### Written instruction
Answer with a single number, the count of lines holding the word "JSON".

-- Begin --

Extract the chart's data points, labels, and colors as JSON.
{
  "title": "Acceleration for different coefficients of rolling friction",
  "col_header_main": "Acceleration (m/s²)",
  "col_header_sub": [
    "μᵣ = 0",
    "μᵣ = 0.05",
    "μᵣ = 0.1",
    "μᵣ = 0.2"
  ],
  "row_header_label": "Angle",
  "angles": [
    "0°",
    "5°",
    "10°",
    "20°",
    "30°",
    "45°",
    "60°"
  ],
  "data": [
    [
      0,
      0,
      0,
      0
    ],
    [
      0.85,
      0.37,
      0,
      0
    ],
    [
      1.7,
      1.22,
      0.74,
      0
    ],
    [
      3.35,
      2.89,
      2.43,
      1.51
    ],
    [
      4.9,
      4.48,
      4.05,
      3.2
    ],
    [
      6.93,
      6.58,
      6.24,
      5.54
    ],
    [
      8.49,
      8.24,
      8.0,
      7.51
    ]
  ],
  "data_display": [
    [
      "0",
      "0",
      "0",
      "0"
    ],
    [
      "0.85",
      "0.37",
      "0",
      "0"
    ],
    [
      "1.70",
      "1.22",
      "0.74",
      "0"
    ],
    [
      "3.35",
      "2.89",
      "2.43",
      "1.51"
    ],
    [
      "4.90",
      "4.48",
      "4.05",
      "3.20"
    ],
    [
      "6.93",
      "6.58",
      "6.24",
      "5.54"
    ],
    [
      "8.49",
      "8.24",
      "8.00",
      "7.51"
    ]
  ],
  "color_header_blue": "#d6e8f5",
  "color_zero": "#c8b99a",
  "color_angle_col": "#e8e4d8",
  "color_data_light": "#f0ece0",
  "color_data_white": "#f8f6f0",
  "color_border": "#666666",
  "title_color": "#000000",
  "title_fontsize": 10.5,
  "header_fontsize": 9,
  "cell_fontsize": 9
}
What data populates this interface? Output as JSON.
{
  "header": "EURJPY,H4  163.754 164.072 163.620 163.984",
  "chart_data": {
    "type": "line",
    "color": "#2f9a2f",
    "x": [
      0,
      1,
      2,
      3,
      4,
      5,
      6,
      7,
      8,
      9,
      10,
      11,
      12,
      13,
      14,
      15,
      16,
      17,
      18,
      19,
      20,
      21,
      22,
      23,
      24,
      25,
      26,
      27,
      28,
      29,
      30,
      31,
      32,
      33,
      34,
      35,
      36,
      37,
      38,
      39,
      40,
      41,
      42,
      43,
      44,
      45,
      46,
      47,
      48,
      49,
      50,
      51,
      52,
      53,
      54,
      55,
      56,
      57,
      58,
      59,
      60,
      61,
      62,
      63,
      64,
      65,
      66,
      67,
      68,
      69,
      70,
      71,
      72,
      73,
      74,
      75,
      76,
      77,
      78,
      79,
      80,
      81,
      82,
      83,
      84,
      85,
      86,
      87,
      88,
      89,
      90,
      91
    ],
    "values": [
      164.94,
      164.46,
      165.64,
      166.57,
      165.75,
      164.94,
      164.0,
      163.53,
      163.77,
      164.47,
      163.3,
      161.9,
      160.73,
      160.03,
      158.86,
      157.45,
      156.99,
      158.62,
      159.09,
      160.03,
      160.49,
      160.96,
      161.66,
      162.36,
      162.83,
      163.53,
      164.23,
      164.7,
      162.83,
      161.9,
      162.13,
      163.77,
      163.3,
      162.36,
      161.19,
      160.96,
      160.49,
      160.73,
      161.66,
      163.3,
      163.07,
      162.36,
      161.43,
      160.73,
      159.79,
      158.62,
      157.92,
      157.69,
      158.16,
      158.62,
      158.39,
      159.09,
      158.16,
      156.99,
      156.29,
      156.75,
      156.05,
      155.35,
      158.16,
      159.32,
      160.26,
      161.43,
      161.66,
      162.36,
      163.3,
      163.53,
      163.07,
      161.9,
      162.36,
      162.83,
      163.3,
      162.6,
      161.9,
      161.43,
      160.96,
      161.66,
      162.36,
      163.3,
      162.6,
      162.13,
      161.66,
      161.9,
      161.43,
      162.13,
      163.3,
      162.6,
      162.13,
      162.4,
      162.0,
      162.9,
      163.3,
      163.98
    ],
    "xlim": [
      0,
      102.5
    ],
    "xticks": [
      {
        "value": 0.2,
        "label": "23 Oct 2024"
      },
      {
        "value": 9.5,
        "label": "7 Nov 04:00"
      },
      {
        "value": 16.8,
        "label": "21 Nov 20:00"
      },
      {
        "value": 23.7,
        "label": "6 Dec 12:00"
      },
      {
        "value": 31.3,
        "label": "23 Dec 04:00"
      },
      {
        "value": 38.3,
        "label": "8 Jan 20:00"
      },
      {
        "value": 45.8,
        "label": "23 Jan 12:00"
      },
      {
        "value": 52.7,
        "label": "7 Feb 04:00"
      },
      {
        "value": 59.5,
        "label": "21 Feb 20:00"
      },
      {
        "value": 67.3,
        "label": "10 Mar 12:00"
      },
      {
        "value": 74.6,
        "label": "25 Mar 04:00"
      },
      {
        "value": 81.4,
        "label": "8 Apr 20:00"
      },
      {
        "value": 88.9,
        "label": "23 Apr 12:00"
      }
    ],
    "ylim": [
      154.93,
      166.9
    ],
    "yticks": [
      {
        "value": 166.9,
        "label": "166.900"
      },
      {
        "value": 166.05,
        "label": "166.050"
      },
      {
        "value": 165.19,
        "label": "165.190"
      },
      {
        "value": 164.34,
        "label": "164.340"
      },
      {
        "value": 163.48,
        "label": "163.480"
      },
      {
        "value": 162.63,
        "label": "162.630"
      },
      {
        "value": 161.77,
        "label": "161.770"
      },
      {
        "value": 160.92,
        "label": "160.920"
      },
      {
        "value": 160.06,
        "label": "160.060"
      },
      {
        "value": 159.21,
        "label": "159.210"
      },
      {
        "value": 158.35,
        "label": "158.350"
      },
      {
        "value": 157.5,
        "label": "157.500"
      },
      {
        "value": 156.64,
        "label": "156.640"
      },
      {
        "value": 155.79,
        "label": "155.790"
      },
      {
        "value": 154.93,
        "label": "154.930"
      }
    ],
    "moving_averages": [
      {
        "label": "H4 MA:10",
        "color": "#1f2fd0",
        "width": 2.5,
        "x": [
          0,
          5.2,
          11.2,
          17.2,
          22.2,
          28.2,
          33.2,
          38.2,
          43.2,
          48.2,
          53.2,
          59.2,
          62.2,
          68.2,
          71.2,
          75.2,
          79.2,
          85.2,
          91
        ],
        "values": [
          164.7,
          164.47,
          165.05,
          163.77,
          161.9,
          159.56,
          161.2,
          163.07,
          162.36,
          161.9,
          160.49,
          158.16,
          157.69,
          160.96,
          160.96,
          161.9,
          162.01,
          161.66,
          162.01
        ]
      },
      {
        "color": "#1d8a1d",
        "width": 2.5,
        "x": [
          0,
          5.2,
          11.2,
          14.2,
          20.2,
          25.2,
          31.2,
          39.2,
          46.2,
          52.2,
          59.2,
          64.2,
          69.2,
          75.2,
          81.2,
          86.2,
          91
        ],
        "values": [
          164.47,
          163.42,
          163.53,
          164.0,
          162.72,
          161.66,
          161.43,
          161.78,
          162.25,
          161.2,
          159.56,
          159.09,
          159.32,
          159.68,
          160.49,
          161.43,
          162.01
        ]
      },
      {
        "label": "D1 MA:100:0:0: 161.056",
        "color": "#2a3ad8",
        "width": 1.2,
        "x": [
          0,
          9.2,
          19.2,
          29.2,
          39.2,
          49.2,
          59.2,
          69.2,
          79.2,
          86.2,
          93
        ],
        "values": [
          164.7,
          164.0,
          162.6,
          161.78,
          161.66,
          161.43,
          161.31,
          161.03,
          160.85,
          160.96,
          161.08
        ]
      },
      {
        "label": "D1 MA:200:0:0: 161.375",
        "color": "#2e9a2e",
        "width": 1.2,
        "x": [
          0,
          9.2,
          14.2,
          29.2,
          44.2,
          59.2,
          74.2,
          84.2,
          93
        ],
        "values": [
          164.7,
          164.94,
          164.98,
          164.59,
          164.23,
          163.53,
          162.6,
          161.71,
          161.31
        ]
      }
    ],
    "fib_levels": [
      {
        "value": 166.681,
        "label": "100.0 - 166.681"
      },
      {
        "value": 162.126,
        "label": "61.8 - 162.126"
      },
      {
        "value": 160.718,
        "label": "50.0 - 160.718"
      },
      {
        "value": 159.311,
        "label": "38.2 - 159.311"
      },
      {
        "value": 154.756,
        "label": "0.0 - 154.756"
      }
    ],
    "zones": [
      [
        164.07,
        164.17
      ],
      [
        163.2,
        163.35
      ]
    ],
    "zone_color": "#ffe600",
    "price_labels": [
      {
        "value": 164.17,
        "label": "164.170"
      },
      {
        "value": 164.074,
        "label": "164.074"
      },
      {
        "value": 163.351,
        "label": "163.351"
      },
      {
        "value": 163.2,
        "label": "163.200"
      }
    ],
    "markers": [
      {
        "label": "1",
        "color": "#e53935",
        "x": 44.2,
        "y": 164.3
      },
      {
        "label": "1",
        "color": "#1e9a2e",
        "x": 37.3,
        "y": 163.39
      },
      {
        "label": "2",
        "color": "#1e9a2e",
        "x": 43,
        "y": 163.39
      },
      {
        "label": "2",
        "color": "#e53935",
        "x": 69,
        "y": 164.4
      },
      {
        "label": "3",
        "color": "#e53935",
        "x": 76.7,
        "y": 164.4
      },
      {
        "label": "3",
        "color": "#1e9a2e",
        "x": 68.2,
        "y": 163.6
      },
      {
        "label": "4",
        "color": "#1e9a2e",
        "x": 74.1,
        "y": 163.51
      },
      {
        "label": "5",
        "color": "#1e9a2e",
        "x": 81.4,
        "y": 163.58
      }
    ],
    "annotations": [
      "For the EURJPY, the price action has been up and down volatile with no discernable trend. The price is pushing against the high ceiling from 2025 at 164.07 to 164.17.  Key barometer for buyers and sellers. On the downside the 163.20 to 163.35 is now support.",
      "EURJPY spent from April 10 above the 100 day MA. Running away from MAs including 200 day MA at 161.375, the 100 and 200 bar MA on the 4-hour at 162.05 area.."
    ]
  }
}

-- End --
-- Begin --

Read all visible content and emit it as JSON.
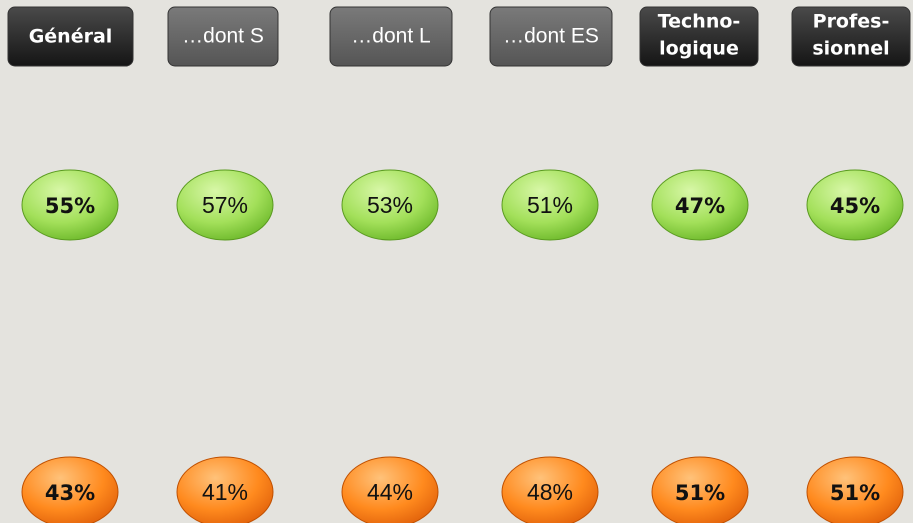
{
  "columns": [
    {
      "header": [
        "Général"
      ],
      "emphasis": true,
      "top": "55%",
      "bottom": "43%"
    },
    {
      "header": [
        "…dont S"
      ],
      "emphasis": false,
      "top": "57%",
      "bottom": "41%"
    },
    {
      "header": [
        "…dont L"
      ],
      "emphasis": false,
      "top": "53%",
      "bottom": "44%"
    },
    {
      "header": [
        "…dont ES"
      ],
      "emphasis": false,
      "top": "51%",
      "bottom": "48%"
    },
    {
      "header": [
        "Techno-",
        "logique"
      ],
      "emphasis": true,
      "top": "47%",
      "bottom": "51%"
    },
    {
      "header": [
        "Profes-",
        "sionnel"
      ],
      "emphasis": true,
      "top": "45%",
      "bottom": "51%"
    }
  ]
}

-- End --

### Final answer
3